AIM OF THE EXERCISE: Give again only what runs from the line with "Output the text content of this document." to the final line of the entries below, exactly as written and without pictures.

DATA:
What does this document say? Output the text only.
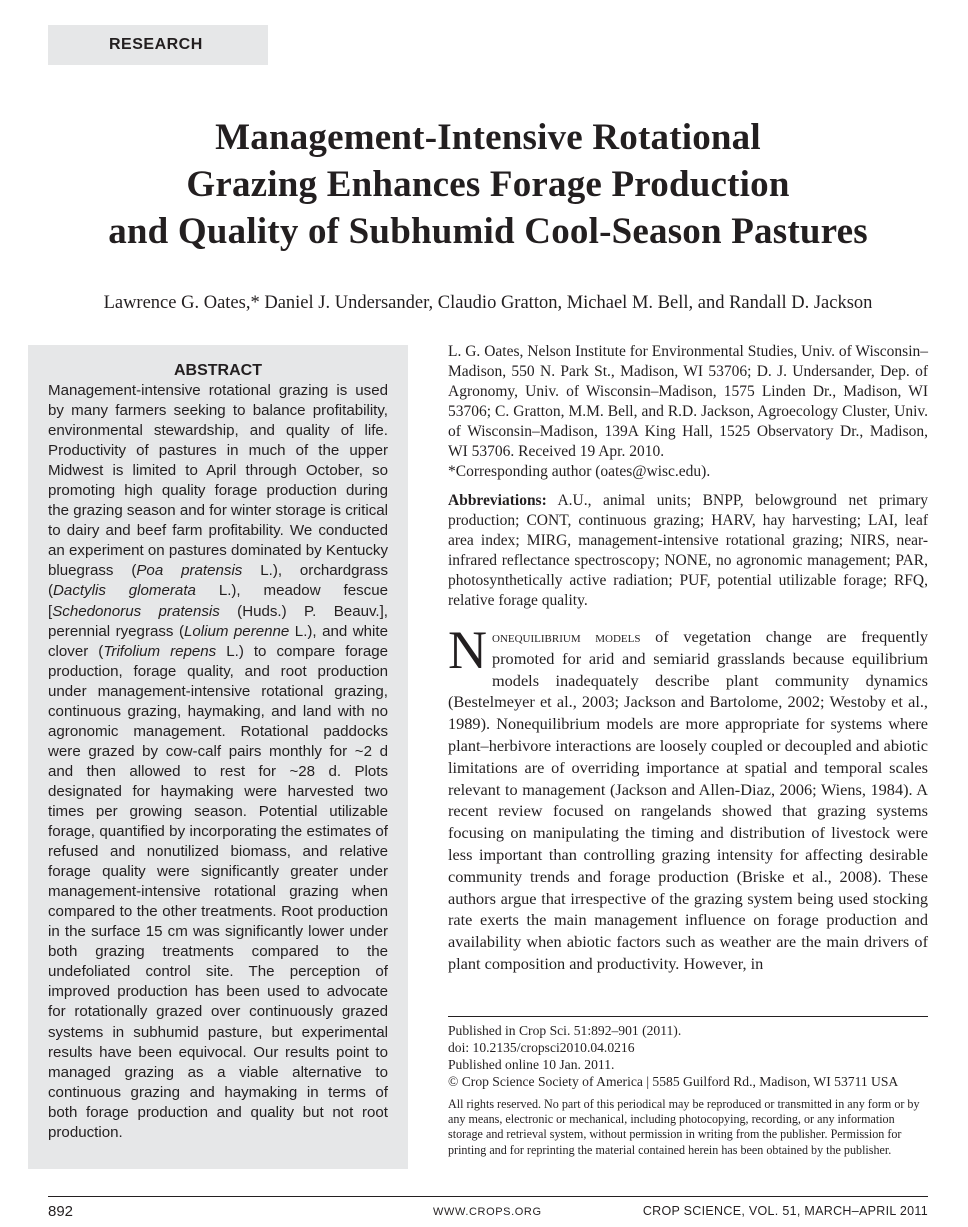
RESEARCH
Management-Intensive Rotational
Grazing Enhances Forage Production
and Quality of Subhumid Cool-Season Pastures
Lawrence G. Oates,* Daniel J. Undersander, Claudio Gratton, Michael M. Bell, and Randall D. Jackson
ABSTRACT

Management-intensive rotational grazing is used by many farmers seeking to balance profitability, environmental stewardship, and quality of life. Productivity of pastures in much of the upper Midwest is limited to April through October, so promoting high quality forage production during the grazing season and for winter storage is critical to dairy and beef farm profitability. We conducted an experiment on pastures dominated by Kentucky bluegrass (Poa pratensis L.), orchardgrass (Dactylis glomerata L.), meadow fescue [Schedonorus pratensis (Huds.) P. Beauv.], perennial ryegrass (Lolium perenne L.), and white clover (Trifolium repens L.) to compare forage production, forage quality, and root production under management-intensive rotational grazing, continuous grazing, haymaking, and land with no agronomic management. Rotational paddocks were grazed by cow-calf pairs monthly for ~2 d and then allowed to rest for ~28 d. Plots designated for haymaking were harvested two times per growing season. Potential utilizable forage, quantified by incorporating the estimates of refused and nonutilized biomass, and relative forage quality were significantly greater under management-intensive rotational grazing when compared to the other treatments. Root production in the surface 15 cm was significantly lower under both grazing treatments compared to the undefoliated control site. The perception of improved production has been used to advocate for rotationally grazed over continuously grazed systems in subhumid pasture, but experimental results have been equivocal. Our results point to managed grazing as a viable alternative to continuous grazing and haymaking in terms of both forage production and quality but not root production.

L. G. Oates, Nelson Institute for Environmental Studies, Univ. of Wisconsin–Madison, 550 N. Park St., Madison, WI 53706; D. J. Undersander, Dep. of Agronomy, Univ. of Wisconsin–Madison, 1575 Linden Dr., Madison, WI 53706; C. Gratton, M.M. Bell, and R.D. Jackson, Agroecology Cluster, Univ. of Wisconsin–Madison, 139A King Hall, 1525 Observatory Dr., Madison, WI 53706. Received 19 Apr. 2010.
*Corresponding author (oates@wisc.edu).
Abbreviations: A.U., animal units; BNPP, belowground net primary production; CONT, continuous grazing; HARV, hay harvesting; LAI, leaf area index; MIRG, management-intensive rotational grazing; NIRS, near-infrared reflectance spectroscopy; NONE, no agronomic management; PAR, photosynthetically active radiation; PUF, potential utilizable forage; RFQ, relative forage quality.
Nonequilibrium models of vegetation change are frequently promoted for arid and semiarid grasslands because equilibrium models inadequately describe plant community dynamics (Bestelmeyer et al., 2003; Jackson and Bartolome, 2002; Westoby et al., 1989). Nonequilibrium models are more appropriate for systems where plant–herbivore interactions are loosely coupled or decoupled and abiotic limitations are of overriding importance at spatial and temporal scales relevant to management (Jackson and Allen-Diaz, 2006; Wiens, 1984). A recent review focused on rangelands showed that grazing systems focusing on manipulating the timing and distribution of livestock were less important than controlling grazing intensity for affecting desirable community trends and forage production (Briske et al., 2008). These authors argue that irrespective of the grazing system being used stocking rate exerts the main management influence on forage production and availability when abiotic factors such as weather are the main drivers of plant composition and productivity. However, in
Published in Crop Sci. 51:892–901 (2011).
doi: 10.2135/cropsci2010.04.0216
Published online 10 Jan. 2011.
© Crop Science Society of America | 5585 Guilford Rd., Madison, WI 53711 USA
All rights reserved. No part of this periodical may be reproduced or transmitted in any form or by any means, electronic or mechanical, including photocopying, recording, or any information storage and retrieval system, without permission in writing from the publisher. Permission for printing and for reprinting the material contained herein has been obtained by the publisher.
892	WWW.CROPS.ORG	CROP SCIENCE, VOL. 51, MARCH–APRIL 2011
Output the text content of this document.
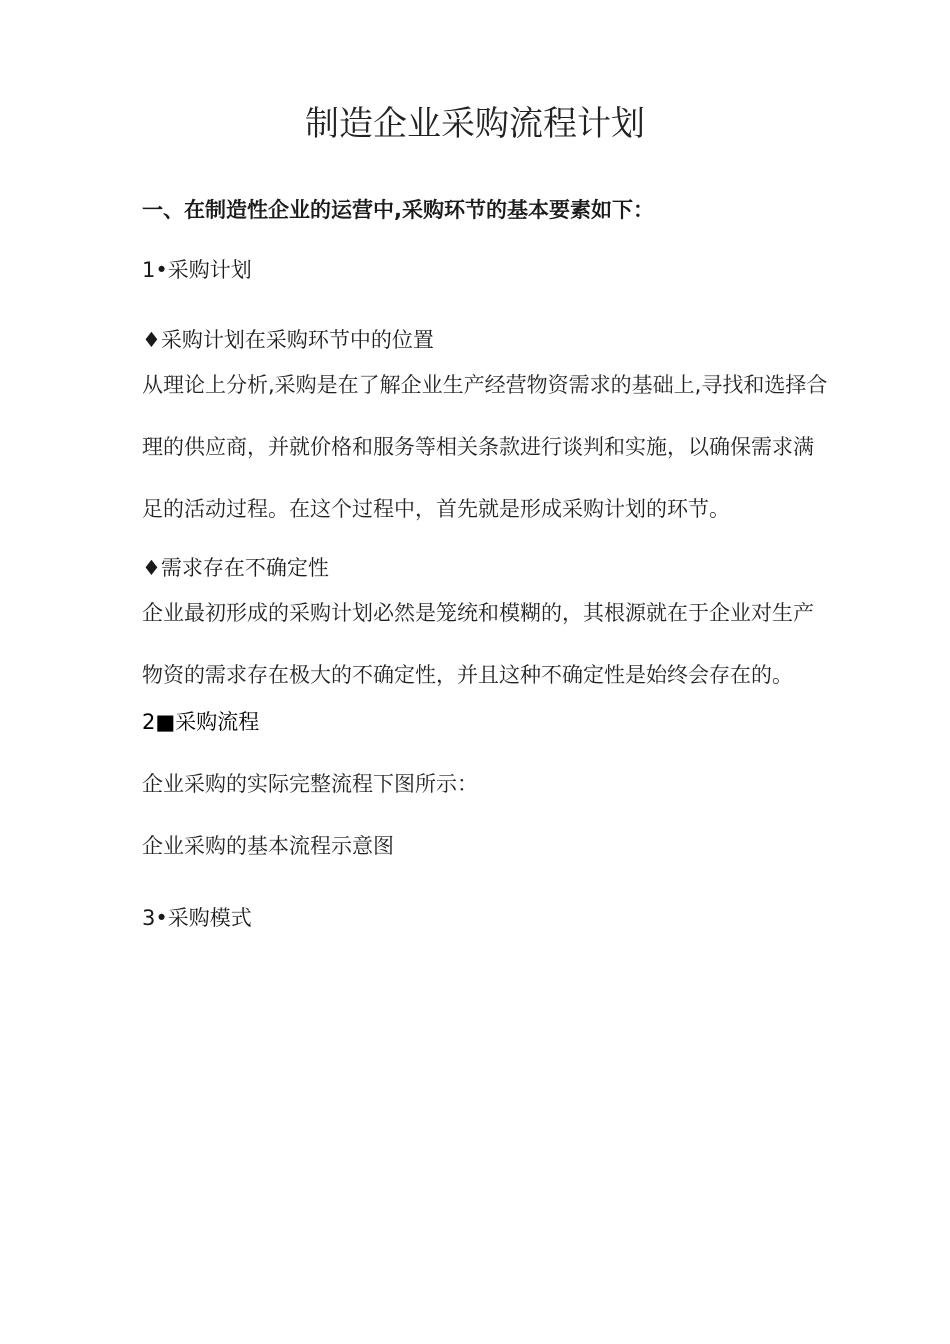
制造企业采购流程计划

一、在制造性企业的运营中,采购环节的基本要素如下：

1•采购计划

♦采购计划在采购环节中的位置

从理论上分析,采购是在了解企业生产经营物资需求的基础上,寻找和选择合理的供应商，并就价格和服务等相关条款进行谈判和实施，以确保需求满足的活动过程。在这个过程中，首先就是形成采购计划的环节。

♦需求存在不确定性

企业最初形成的采购计划必然是笼统和模糊的，其根源就在于企业对生产物资的需求存在极大的不确定性，并且这种不确定性是始终会存在的。

2■采购流程

企业采购的实际完整流程下图所示：

企业采购的基本流程示意图

3•采购模式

ANSWER TO THIS TASK:
Output the text content of this document.
制造企业采购流程计划

一、在制造性企业的运营中,采购环节的基本要素如下：

1•采购计划

♦采购计划在采购环节中的位置

从理论上分析,采购是在了解企业生产经营物资需求的基础上,寻找和选择合理的供应商，并就价格和服务等相关条款进行谈判和实施，以确保需求满足的活动过程。在这个过程中，首先就是形成采购计划的环节。

♦需求存在不确定性

企业最初形成的采购计划必然是笼统和模糊的，其根源就在于企业对生产物资的需求存在极大的不确定性，并且这种不确定性是始终会存在的。

2■采购流程

企业采购的实际完整流程下图所示：

企业采购的基本流程示意图

3•采购模式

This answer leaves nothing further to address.